*Instructions to follow*:
Check every line of the material below for "Make". Give the number of lines that have it, and only that.

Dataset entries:
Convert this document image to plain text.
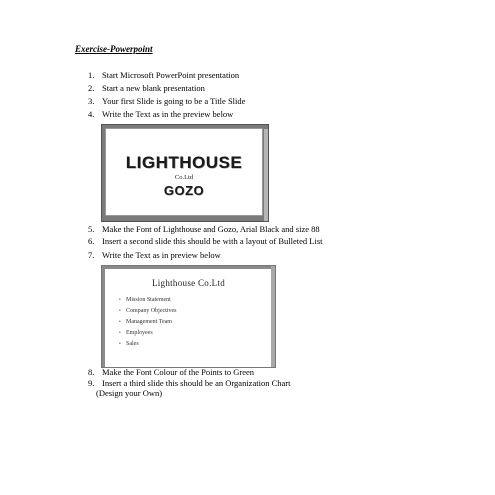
Exercise-Powerpoint
1. Start Microsoft PowerPoint presentation
2. Start a new blank presentation
3. Your first Slide is going to be a Title Slide
4. Write the Text as in the preview below
LIGHTHOUSE
Co.Ltd
GOZO
5. Make the Font of Lighthouse and Gozo, Arial Black and size 88
6. Insert a second slide this should be with a layout of Bulleted List
7. Write the Text as in preview below
Lighthouse Co.Ltd
• Mission Statement
• Company Objectives
• Management Team
• Employees
• Sales
8. Make the Font Colour of the Points to Green
9. Insert a third slide this should be an Organization Chart
(Design your Own)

*Finished task*:
2